**Exercise instructions**.
From the listing, collect all lines containing the word "attività".
## start Supplied records
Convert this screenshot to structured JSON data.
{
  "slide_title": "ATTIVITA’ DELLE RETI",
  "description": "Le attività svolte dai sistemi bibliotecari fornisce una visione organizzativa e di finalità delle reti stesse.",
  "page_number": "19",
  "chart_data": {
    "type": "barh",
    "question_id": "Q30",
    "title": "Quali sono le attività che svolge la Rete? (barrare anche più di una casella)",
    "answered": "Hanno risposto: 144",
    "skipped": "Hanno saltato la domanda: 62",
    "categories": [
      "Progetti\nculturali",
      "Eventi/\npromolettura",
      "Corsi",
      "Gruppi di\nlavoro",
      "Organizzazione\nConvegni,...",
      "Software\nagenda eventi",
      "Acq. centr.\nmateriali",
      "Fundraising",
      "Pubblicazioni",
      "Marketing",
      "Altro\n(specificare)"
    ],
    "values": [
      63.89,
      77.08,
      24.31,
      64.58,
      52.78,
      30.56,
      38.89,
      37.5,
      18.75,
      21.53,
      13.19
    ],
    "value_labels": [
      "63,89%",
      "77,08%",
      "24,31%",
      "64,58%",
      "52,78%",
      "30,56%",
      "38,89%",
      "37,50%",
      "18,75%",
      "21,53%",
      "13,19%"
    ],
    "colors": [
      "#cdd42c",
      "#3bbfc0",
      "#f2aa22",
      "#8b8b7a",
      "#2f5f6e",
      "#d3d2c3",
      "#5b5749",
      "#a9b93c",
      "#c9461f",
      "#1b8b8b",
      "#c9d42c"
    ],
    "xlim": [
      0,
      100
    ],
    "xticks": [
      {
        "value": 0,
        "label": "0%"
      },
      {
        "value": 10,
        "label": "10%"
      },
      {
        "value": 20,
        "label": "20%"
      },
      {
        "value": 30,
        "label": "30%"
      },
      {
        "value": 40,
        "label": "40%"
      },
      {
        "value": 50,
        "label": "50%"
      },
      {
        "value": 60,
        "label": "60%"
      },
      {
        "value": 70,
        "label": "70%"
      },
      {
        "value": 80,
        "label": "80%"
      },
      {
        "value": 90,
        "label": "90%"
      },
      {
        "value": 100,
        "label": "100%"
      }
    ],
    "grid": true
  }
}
## end Supplied records
**Written response**.
  "description": "Le attività svolte dai sistemi bibliotecari fornisce una visione organizzativa e di finalità delle reti stesse.",
    "title": "Quali sono le attività che svolge la Rete? (barrare anche più di una casella)",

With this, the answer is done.